▶ **WORK INSTRUCTIONS**
Filter the entries below, keeping only lines with the word "JSON".

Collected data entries
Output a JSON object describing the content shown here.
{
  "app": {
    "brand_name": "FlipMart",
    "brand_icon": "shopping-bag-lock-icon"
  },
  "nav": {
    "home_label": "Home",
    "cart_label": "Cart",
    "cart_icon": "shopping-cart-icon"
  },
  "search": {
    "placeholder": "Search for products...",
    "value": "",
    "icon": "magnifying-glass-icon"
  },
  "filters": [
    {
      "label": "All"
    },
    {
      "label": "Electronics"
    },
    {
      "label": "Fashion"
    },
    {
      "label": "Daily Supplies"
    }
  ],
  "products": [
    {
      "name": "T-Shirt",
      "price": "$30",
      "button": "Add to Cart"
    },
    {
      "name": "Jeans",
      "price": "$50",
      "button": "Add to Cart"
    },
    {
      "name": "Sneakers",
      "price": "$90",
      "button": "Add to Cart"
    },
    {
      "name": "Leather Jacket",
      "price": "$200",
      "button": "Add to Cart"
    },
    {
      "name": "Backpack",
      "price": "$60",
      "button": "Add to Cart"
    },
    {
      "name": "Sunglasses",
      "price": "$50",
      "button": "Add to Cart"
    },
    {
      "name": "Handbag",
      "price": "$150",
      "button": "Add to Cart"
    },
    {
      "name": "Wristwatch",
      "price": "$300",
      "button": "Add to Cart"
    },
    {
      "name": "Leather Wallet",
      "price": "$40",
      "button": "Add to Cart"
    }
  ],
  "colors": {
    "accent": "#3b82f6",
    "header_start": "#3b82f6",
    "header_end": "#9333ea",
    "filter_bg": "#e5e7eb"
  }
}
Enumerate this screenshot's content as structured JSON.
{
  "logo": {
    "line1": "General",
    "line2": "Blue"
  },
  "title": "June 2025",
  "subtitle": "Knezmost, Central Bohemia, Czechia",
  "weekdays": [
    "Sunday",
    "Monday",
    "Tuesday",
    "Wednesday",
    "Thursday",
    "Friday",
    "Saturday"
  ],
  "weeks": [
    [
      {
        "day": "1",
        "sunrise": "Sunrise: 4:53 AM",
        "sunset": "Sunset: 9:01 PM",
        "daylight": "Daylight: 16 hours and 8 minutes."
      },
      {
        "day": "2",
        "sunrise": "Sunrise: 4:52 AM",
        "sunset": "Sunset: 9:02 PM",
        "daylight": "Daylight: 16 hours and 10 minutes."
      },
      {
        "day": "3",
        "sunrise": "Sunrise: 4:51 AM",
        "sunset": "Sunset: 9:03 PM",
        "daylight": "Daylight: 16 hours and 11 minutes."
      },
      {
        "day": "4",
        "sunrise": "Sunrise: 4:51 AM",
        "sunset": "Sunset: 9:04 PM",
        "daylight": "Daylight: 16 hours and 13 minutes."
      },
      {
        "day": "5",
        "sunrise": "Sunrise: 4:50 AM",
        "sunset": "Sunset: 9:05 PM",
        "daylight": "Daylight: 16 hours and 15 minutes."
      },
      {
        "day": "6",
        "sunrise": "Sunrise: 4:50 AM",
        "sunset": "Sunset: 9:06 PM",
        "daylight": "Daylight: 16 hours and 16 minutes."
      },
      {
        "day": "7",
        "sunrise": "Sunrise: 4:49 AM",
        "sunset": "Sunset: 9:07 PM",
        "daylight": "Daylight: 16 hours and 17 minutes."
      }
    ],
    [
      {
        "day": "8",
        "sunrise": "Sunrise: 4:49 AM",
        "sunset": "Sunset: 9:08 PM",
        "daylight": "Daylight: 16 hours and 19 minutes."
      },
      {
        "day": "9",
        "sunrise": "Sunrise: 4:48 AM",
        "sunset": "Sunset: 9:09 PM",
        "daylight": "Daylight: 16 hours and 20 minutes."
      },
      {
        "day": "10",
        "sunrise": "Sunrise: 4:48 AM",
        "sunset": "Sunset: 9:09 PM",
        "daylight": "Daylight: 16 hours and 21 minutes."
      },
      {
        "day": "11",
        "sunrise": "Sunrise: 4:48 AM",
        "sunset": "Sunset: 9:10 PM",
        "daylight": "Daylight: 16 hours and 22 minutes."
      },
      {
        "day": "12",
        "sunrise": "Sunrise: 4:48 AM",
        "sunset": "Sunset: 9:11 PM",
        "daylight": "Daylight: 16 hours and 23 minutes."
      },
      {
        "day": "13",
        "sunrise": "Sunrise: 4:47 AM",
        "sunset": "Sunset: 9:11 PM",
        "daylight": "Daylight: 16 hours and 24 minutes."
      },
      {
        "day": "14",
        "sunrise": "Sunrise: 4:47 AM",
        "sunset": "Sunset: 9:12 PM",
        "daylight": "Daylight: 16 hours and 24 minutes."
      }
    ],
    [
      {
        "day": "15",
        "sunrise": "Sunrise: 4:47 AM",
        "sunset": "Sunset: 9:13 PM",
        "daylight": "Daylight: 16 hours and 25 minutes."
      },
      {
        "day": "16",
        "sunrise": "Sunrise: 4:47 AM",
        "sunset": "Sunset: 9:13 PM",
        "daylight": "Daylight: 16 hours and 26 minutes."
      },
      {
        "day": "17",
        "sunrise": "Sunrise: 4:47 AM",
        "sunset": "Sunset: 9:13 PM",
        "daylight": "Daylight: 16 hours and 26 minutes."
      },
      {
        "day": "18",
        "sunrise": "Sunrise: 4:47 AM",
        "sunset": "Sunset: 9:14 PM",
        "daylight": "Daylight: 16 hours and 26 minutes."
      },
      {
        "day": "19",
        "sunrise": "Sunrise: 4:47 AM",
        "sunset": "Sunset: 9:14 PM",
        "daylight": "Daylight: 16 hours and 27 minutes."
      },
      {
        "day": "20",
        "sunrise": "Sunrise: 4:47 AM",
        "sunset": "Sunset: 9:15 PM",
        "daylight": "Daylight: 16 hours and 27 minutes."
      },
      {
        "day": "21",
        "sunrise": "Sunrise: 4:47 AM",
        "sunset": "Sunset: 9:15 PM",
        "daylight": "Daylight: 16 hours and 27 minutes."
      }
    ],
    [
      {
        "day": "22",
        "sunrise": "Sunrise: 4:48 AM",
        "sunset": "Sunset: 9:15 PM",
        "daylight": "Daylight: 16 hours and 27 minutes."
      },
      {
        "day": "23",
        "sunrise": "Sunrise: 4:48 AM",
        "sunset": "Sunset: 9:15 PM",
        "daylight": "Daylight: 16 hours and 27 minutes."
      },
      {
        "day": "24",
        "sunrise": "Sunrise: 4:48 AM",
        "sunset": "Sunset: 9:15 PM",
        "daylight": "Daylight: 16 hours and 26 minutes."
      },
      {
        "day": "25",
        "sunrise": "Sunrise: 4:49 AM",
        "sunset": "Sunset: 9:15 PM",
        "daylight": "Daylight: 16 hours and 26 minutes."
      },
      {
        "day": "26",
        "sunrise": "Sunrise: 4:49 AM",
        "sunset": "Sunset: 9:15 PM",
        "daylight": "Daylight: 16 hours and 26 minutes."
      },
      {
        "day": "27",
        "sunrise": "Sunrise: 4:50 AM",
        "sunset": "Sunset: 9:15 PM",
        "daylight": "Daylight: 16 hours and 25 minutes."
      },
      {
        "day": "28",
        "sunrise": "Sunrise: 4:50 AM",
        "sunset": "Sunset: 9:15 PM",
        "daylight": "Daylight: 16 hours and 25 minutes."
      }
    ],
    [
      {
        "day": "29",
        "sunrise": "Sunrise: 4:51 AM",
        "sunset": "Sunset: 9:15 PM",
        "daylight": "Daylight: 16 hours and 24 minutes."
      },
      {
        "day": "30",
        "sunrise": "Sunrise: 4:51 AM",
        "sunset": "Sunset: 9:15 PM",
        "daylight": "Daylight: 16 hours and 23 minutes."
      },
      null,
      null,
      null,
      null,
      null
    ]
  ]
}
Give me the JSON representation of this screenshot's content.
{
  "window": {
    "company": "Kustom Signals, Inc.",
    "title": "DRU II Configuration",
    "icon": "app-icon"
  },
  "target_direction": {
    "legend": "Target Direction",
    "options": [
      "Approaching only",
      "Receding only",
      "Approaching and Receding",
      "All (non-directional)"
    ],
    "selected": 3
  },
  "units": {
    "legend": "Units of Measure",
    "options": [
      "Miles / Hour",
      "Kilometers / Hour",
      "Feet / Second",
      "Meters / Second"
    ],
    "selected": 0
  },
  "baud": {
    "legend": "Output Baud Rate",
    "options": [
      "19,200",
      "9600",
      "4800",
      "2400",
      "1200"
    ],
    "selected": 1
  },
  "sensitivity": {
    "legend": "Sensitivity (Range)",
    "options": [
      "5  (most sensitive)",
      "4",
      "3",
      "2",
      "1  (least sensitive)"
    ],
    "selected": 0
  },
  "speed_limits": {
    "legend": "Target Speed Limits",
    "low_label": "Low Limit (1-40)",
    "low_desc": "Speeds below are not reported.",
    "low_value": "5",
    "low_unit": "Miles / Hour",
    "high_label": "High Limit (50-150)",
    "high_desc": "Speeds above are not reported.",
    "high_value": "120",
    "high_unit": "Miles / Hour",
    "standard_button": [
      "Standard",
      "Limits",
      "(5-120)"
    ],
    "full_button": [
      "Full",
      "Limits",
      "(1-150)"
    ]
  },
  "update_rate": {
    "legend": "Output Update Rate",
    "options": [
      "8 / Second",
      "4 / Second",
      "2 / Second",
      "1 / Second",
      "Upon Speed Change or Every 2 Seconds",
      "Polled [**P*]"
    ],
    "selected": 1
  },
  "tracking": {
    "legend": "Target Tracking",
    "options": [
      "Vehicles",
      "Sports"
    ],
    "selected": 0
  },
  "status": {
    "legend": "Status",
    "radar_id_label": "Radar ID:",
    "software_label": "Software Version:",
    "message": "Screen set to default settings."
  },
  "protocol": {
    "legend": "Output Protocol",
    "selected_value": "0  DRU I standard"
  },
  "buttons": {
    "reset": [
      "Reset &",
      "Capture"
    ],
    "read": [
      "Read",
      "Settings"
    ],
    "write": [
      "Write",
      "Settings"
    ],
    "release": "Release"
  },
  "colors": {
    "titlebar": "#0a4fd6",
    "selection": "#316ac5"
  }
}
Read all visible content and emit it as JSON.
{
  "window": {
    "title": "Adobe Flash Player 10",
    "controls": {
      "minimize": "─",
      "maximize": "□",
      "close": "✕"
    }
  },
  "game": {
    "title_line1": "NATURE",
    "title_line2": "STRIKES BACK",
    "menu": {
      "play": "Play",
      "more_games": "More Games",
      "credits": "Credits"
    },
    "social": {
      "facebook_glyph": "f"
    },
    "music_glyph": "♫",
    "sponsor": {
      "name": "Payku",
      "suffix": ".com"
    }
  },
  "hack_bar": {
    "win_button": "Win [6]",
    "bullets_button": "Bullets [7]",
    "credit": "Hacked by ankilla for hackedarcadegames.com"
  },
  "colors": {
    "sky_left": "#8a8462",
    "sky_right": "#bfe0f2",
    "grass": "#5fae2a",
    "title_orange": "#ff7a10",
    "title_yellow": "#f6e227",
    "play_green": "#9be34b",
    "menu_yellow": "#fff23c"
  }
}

▶ **TASK RESPONSE**
Output a JSON object describing the content shown here.
Enumerate this screenshot's content as structured JSON.
Give me the JSON representation of this screenshot's content.
Read all visible content and emit it as JSON.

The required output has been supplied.